EXERCISE OBJECTIVE ▸ State how many lines contain "Logatec", and write nothing except that count.

MATERIAL FOR THIS EXERCISE ▸
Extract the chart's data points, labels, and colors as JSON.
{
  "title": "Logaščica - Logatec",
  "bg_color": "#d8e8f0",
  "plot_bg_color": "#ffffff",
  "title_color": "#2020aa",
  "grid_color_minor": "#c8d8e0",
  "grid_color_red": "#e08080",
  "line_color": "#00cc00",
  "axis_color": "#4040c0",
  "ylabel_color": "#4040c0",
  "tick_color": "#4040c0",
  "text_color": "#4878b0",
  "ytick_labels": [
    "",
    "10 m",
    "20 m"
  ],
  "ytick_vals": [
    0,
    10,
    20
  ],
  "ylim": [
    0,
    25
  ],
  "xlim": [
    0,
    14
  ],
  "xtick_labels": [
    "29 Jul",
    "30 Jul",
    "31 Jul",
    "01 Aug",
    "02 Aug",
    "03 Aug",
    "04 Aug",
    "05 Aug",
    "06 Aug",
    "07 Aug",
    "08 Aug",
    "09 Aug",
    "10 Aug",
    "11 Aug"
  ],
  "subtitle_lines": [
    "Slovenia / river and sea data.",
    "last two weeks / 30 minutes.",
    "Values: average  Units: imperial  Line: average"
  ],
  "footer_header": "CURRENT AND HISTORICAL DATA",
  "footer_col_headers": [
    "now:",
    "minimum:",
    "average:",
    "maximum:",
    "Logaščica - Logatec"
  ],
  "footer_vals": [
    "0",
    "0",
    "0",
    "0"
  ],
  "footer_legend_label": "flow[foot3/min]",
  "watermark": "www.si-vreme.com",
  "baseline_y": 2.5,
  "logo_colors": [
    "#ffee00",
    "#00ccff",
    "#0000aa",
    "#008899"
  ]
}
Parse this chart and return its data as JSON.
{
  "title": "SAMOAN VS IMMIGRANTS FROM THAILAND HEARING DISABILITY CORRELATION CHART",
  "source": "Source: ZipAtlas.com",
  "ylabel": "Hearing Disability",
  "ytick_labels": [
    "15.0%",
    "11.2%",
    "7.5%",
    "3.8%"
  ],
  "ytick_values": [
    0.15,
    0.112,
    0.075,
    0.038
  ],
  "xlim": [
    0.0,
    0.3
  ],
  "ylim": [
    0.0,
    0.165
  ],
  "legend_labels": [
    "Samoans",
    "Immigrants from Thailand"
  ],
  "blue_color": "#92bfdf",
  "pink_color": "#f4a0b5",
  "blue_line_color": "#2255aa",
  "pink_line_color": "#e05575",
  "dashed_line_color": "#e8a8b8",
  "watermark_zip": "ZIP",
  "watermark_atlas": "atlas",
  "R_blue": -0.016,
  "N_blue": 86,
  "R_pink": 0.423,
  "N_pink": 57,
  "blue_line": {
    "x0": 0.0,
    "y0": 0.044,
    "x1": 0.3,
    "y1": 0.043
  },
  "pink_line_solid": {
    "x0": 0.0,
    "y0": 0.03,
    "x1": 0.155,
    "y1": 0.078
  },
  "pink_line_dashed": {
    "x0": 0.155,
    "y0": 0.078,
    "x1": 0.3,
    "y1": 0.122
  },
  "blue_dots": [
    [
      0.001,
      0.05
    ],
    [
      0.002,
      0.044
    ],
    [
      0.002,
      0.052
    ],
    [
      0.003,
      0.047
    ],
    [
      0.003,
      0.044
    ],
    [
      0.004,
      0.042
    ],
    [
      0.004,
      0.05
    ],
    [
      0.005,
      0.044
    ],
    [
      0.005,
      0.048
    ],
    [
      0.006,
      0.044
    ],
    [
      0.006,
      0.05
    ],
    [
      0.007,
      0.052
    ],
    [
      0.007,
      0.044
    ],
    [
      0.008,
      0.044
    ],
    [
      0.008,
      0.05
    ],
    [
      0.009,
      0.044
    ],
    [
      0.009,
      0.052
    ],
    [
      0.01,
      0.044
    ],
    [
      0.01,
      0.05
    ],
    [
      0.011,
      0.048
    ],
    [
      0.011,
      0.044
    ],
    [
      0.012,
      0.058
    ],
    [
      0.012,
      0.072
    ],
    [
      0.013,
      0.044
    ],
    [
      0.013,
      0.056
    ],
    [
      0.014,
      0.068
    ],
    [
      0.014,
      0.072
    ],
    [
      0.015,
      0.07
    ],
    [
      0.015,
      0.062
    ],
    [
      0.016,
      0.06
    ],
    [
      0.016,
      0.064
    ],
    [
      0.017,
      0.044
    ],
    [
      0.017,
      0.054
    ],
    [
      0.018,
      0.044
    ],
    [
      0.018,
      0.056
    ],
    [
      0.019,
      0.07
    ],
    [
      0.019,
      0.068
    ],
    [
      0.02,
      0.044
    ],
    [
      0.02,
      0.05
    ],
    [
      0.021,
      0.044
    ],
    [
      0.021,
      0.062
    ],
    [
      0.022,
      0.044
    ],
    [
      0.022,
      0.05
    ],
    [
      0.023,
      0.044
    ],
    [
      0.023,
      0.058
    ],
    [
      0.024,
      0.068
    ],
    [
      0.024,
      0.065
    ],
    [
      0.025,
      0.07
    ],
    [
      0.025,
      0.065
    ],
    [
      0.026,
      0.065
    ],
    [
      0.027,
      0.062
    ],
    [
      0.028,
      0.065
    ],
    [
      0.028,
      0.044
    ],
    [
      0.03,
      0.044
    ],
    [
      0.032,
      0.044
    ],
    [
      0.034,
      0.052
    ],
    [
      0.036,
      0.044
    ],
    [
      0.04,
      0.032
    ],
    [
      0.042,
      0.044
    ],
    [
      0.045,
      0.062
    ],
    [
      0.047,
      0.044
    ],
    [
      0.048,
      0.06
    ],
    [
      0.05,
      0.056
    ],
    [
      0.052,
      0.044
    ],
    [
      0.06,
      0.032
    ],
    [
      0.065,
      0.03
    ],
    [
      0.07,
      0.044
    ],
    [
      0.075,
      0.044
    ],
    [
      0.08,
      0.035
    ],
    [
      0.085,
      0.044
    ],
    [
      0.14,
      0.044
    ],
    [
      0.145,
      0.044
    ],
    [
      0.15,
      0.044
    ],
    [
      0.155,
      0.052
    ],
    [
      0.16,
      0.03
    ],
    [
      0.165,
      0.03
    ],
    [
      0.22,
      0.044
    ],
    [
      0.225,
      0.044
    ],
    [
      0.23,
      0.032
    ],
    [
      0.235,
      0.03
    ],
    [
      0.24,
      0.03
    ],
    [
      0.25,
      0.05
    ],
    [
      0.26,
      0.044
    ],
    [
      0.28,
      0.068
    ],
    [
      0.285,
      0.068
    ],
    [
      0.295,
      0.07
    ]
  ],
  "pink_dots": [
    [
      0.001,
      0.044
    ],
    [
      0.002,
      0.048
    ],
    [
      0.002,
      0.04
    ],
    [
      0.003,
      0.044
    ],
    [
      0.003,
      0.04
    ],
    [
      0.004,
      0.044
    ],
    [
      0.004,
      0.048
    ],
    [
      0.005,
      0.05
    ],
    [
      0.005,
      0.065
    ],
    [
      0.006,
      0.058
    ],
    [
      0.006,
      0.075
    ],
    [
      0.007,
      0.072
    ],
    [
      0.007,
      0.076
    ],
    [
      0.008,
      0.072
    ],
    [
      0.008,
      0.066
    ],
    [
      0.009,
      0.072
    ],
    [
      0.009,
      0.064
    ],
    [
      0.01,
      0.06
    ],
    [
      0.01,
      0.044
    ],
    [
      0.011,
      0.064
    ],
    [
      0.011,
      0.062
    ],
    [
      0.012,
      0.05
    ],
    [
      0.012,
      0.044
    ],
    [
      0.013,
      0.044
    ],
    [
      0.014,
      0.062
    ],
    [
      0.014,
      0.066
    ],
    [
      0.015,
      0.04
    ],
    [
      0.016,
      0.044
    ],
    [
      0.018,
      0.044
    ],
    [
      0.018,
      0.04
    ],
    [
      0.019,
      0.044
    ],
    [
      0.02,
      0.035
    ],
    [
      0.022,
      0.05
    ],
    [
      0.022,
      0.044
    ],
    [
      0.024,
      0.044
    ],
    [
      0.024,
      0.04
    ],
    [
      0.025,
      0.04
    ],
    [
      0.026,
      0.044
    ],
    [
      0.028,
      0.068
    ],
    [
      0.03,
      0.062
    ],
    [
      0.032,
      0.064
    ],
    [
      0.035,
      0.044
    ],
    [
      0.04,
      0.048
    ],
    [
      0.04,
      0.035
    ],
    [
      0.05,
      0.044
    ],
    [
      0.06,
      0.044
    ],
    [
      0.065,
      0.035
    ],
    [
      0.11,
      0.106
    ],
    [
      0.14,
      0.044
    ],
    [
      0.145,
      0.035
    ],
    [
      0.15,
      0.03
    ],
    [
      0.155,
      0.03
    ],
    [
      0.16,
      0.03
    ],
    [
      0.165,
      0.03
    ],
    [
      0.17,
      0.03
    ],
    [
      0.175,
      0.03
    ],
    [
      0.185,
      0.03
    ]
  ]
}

TASK SOLUTION ▸ 2